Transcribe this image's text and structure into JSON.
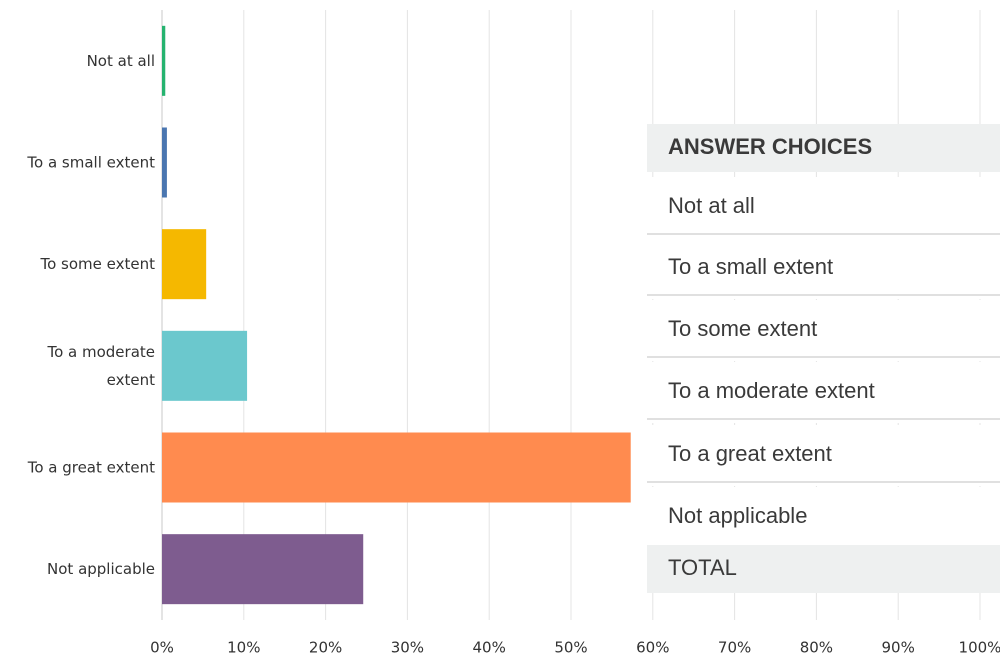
{
  "chart_data": {
    "type": "bar",
    "orientation": "horizontal",
    "categories": [
      "Not at all",
      "To a small extent",
      "To some extent",
      "To a moderate extent",
      "To a great extent",
      "Not applicable"
    ],
    "values": [
      0.4,
      0.6,
      5.4,
      10.4,
      57.3,
      24.6
    ],
    "colors": [
      "#25b36f",
      "#4a76b0",
      "#f5b800",
      "#6bc8cd",
      "#ff8b4f",
      "#7e5c8f"
    ],
    "xlim": [
      0,
      100
    ],
    "xticks": [
      {
        "value": 0,
        "label": "0%"
      },
      {
        "value": 10,
        "label": "10%"
      },
      {
        "value": 20,
        "label": "20%"
      },
      {
        "value": 30,
        "label": "30%"
      },
      {
        "value": 40,
        "label": "40%"
      },
      {
        "value": 50,
        "label": "50%"
      },
      {
        "value": 60,
        "label": "60%"
      },
      {
        "value": 70,
        "label": "70%"
      },
      {
        "value": 80,
        "label": "80%"
      },
      {
        "value": 90,
        "label": "90%"
      },
      {
        "value": 100,
        "label": "100%"
      }
    ],
    "grid": true,
    "table": {
      "header": "ANSWER CHOICES",
      "total": "TOTAL"
    }
  }
}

——————————

• [WHAT IS ASKED]: Without the pictures, extract every entry verbatim.

• [REPLY]:
Transcribe this image's text and structure into JSON.
{
  "chart_data": {
    "type": "bar",
    "orientation": "horizontal",
    "categories": [
      "Not at all",
      "To a small extent",
      "To some extent",
      "To a moderate extent",
      "To a great extent",
      "Not applicable"
    ],
    "values": [
      0.4,
      0.6,
      5.4,
      10.4,
      57.3,
      24.6
    ],
    "colors": [
      "#25b36f",
      "#4a76b0",
      "#f5b800",
      "#6bc8cd",
      "#ff8b4f",
      "#7e5c8f"
    ],
    "xlim": [
      0,
      100
    ],
    "xticks": [
      {
        "value": 0,
        "label": "0%"
      },
      {
        "value": 10,
        "label": "10%"
      },
      {
        "value": 20,
        "label": "20%"
      },
      {
        "value": 30,
        "label": "30%"
      },
      {
        "value": 40,
        "label": "40%"
      },
      {
        "value": 50,
        "label": "50%"
      },
      {
        "value": 60,
        "label": "60%"
      },
      {
        "value": 70,
        "label": "70%"
      },
      {
        "value": 80,
        "label": "80%"
      },
      {
        "value": 90,
        "label": "90%"
      },
      {
        "value": 100,
        "label": "100%"
      }
    ],
    "grid": true,
    "table": {
      "header": "ANSWER CHOICES",
      "total": "TOTAL"
    }
  }
}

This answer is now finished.